Items listed in a dataset
========================

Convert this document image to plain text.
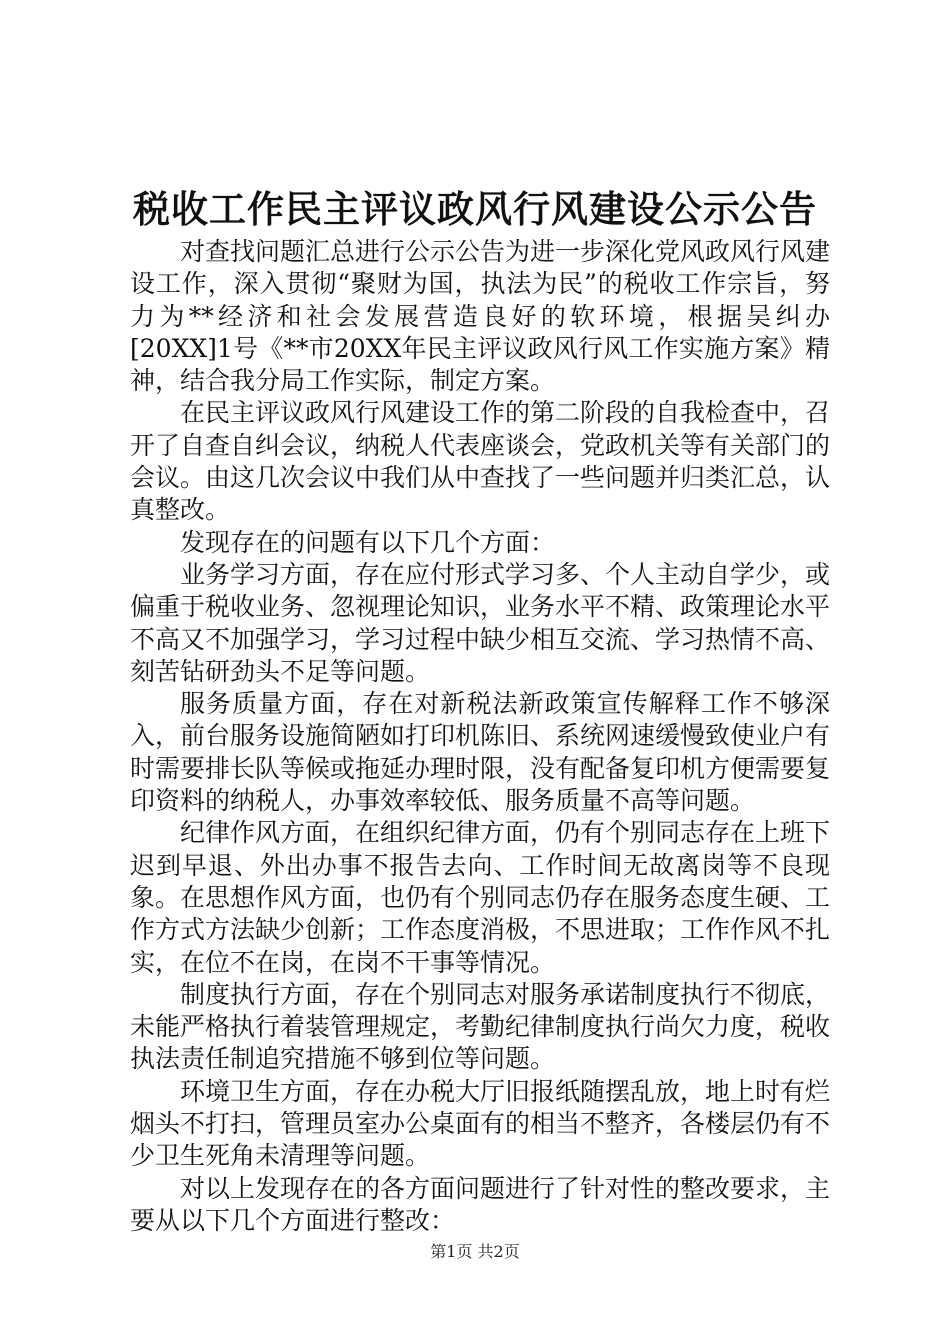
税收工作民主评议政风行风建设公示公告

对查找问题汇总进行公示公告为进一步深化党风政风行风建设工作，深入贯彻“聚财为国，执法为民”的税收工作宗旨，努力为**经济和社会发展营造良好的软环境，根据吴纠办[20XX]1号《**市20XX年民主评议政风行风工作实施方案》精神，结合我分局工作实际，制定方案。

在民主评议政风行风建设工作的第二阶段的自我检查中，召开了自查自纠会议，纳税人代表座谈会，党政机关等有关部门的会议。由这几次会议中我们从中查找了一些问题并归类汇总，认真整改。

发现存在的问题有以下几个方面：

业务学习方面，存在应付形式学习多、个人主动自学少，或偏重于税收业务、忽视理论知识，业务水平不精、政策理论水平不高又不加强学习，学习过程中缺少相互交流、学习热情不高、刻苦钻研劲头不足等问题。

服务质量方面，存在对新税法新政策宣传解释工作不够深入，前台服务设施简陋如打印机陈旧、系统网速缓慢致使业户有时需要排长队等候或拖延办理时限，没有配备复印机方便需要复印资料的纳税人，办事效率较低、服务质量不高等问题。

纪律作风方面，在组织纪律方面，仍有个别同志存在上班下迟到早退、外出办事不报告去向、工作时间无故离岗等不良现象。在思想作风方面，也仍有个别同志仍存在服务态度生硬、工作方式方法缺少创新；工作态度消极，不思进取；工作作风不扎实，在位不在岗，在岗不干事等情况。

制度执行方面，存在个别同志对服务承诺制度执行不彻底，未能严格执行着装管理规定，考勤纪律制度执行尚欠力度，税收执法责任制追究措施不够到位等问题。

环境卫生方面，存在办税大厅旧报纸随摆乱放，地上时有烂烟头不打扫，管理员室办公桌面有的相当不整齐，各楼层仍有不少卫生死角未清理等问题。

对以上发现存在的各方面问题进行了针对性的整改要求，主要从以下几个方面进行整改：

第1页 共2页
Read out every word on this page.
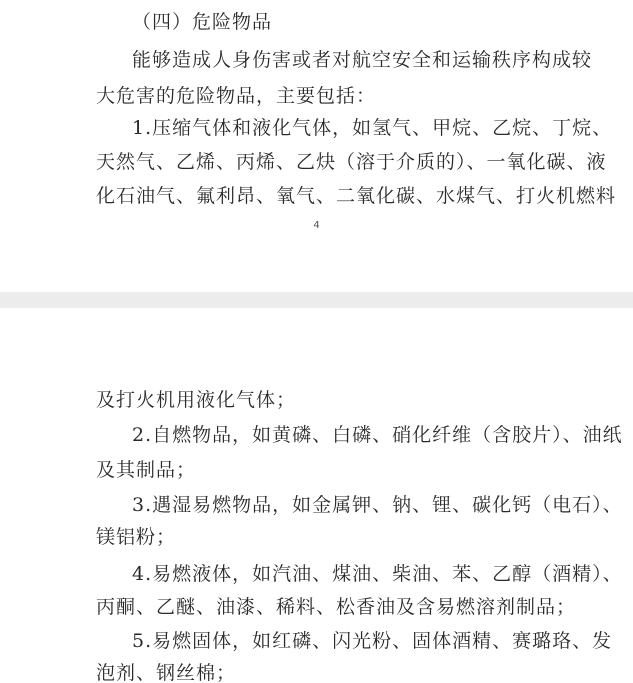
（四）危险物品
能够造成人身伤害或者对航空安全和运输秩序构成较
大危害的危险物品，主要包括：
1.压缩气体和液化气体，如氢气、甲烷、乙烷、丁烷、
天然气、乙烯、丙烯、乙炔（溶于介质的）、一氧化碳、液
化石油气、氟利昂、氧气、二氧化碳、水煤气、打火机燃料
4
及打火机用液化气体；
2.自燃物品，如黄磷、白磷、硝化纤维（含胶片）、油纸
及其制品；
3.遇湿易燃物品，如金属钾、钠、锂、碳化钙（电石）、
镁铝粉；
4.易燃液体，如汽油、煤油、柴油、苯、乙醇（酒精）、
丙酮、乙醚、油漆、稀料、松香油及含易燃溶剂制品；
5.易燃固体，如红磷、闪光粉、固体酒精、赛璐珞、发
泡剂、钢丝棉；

========================

• **Problem**
Search the material above for "this". Pull out each line where it shows up.

• **Result of the task**
Convert this document image to plain text.
Read out every word on this page.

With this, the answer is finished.